Review the lines that follow and copy each one that contains the word "Signed".

=== DATA SHOWN ===

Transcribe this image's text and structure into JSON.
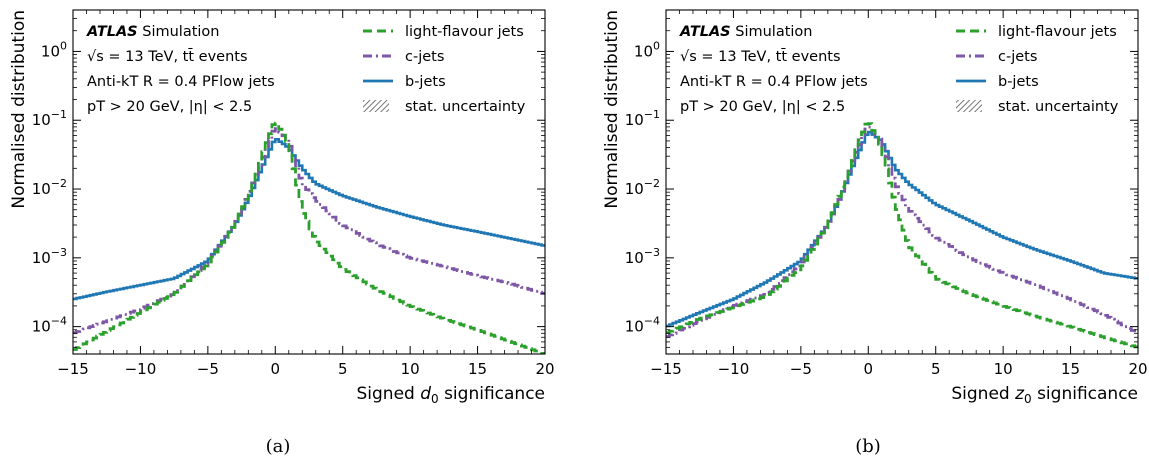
{
  "chart_data": [
    {
      "type": "line",
      "panel": "(a)",
      "xlabel": "Signed d0 significance",
      "ylabel": "Normalised distribution",
      "xlim": [
        -15,
        20
      ],
      "ylim": [
        4e-05,
        4
      ],
      "yscale": "log",
      "grid": false,
      "legend_position": "top-right",
      "x_ticks": [
        "−15",
        "−10",
        "−5",
        "0",
        "5",
        "10",
        "15",
        "20"
      ],
      "y_ticks": [
        {
          "base": "10",
          "exp": "0"
        },
        {
          "base": "10",
          "exp": "−1"
        },
        {
          "base": "10",
          "exp": "−2"
        },
        {
          "base": "10",
          "exp": "−3"
        },
        {
          "base": "10",
          "exp": "−4"
        }
      ],
      "info": {
        "experiment": "ATLAS",
        "status": "Simulation",
        "line1": "√s = 13 TeV, tt̄ events",
        "line2": "Anti-kT R = 0.4 PFlow jets",
        "line3": "pT > 20 GeV, |η| < 2.5"
      },
      "legend": [
        {
          "label": "light-flavour jets",
          "color": "#2ca02c",
          "style": "dashed"
        },
        {
          "label": "c-jets",
          "color": "#7e57a6",
          "style": "dashdot"
        },
        {
          "label": "b-jets",
          "color": "#1f77b4",
          "style": "solid"
        },
        {
          "label": "stat. uncertainty",
          "color": "#555555",
          "style": "hatch"
        }
      ],
      "series": [
        {
          "name": "light-flavour jets",
          "color": "#2ca02c",
          "style": "dashed",
          "x": [
            -15,
            -12.5,
            -10,
            -7.5,
            -5,
            -3,
            -2,
            -1,
            0,
            1,
            2,
            3,
            5,
            7.5,
            10,
            12.5,
            15,
            17.5,
            20
          ],
          "y": [
            4.5e-05,
            8.5e-05,
            0.00016,
            0.0003,
            0.0008,
            0.003,
            0.008,
            0.03,
            0.1,
            0.045,
            0.005,
            0.0018,
            0.0007,
            0.00035,
            0.0002,
            0.00013,
            9e-05,
            6e-05,
            4e-05
          ]
        },
        {
          "name": "c-jets",
          "color": "#7e57a6",
          "style": "dashdot",
          "x": [
            -15,
            -12.5,
            -10,
            -7.5,
            -5,
            -3,
            -2,
            -1,
            0,
            1,
            2,
            3,
            5,
            7.5,
            10,
            12.5,
            15,
            17.5,
            20
          ],
          "y": [
            8e-05,
            0.00012,
            0.00018,
            0.0003,
            0.00085,
            0.003,
            0.008,
            0.025,
            0.08,
            0.05,
            0.012,
            0.007,
            0.003,
            0.0016,
            0.001,
            0.00075,
            0.00055,
            0.00042,
            0.0003
          ]
        },
        {
          "name": "b-jets",
          "color": "#1f77b4",
          "style": "solid",
          "x": [
            -15,
            -12.5,
            -10,
            -7.5,
            -5,
            -3,
            -2,
            -1,
            0,
            1,
            2,
            3,
            5,
            7.5,
            10,
            12.5,
            15,
            17.5,
            20
          ],
          "y": [
            0.00025,
            0.00032,
            0.0004,
            0.0005,
            0.0009,
            0.003,
            0.007,
            0.02,
            0.055,
            0.04,
            0.02,
            0.012,
            0.008,
            0.0055,
            0.004,
            0.003,
            0.0024,
            0.0019,
            0.0015
          ]
        }
      ]
    },
    {
      "type": "line",
      "panel": "(b)",
      "xlabel": "Signed z0 significance",
      "ylabel": "Normalised distribution",
      "xlim": [
        -15,
        20
      ],
      "ylim": [
        4e-05,
        4
      ],
      "yscale": "log",
      "grid": false,
      "legend_position": "top-right",
      "x_ticks": [
        "−15",
        "−10",
        "−5",
        "0",
        "5",
        "10",
        "15",
        "20"
      ],
      "y_ticks": [
        {
          "base": "10",
          "exp": "0"
        },
        {
          "base": "10",
          "exp": "−1"
        },
        {
          "base": "10",
          "exp": "−2"
        },
        {
          "base": "10",
          "exp": "−3"
        },
        {
          "base": "10",
          "exp": "−4"
        }
      ],
      "info": {
        "experiment": "ATLAS",
        "status": "Simulation",
        "line1": "√s = 13 TeV, tt̄ events",
        "line2": "Anti-kT R = 0.4 PFlow jets",
        "line3": "pT > 20 GeV, |η| < 2.5"
      },
      "legend": [
        {
          "label": "light-flavour jets",
          "color": "#2ca02c",
          "style": "dashed"
        },
        {
          "label": "c-jets",
          "color": "#7e57a6",
          "style": "dashdot"
        },
        {
          "label": "b-jets",
          "color": "#1f77b4",
          "style": "solid"
        },
        {
          "label": "stat. uncertainty",
          "color": "#555555",
          "style": "hatch"
        }
      ],
      "series": [
        {
          "name": "light-flavour jets",
          "color": "#2ca02c",
          "style": "dashed",
          "x": [
            -15,
            -12.5,
            -10,
            -7.5,
            -5,
            -3,
            -2,
            -1,
            0,
            1,
            2,
            3,
            5,
            7.5,
            10,
            12.5,
            15,
            17.5,
            20
          ],
          "y": [
            8e-05,
            0.00013,
            0.00019,
            0.00028,
            0.0007,
            0.003,
            0.009,
            0.035,
            0.1,
            0.04,
            0.006,
            0.0015,
            0.0005,
            0.0003,
            0.0002,
            0.00014,
            0.0001,
            7e-05,
            5e-05
          ]
        },
        {
          "name": "c-jets",
          "color": "#7e57a6",
          "style": "dashdot",
          "x": [
            -15,
            -12.5,
            -10,
            -7.5,
            -5,
            -3,
            -2,
            -1,
            0,
            1,
            2,
            3,
            5,
            7.5,
            10,
            12.5,
            15,
            17.5,
            20
          ],
          "y": [
            7e-05,
            0.00012,
            0.0002,
            0.0003,
            0.0008,
            0.003,
            0.008,
            0.03,
            0.085,
            0.05,
            0.012,
            0.005,
            0.002,
            0.001,
            0.0006,
            0.0004,
            0.00025,
            0.00015,
            8e-05
          ]
        },
        {
          "name": "b-jets",
          "color": "#1f77b4",
          "style": "solid",
          "x": [
            -15,
            -12.5,
            -10,
            -7.5,
            -5,
            -3,
            -2,
            -1,
            0,
            1,
            2,
            3,
            5,
            7.5,
            10,
            12.5,
            15,
            17.5,
            20
          ],
          "y": [
            0.0001,
            0.00016,
            0.00025,
            0.00045,
            0.0009,
            0.003,
            0.008,
            0.025,
            0.07,
            0.05,
            0.02,
            0.012,
            0.006,
            0.0035,
            0.002,
            0.0013,
            0.0009,
            0.0006,
            0.0005
          ]
        }
      ]
    }
  ]
}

===

*EXERCISE SOLUTION*:
      "xlabel": "Signed d0 significance",
      "xlabel": "Signed z0 significance",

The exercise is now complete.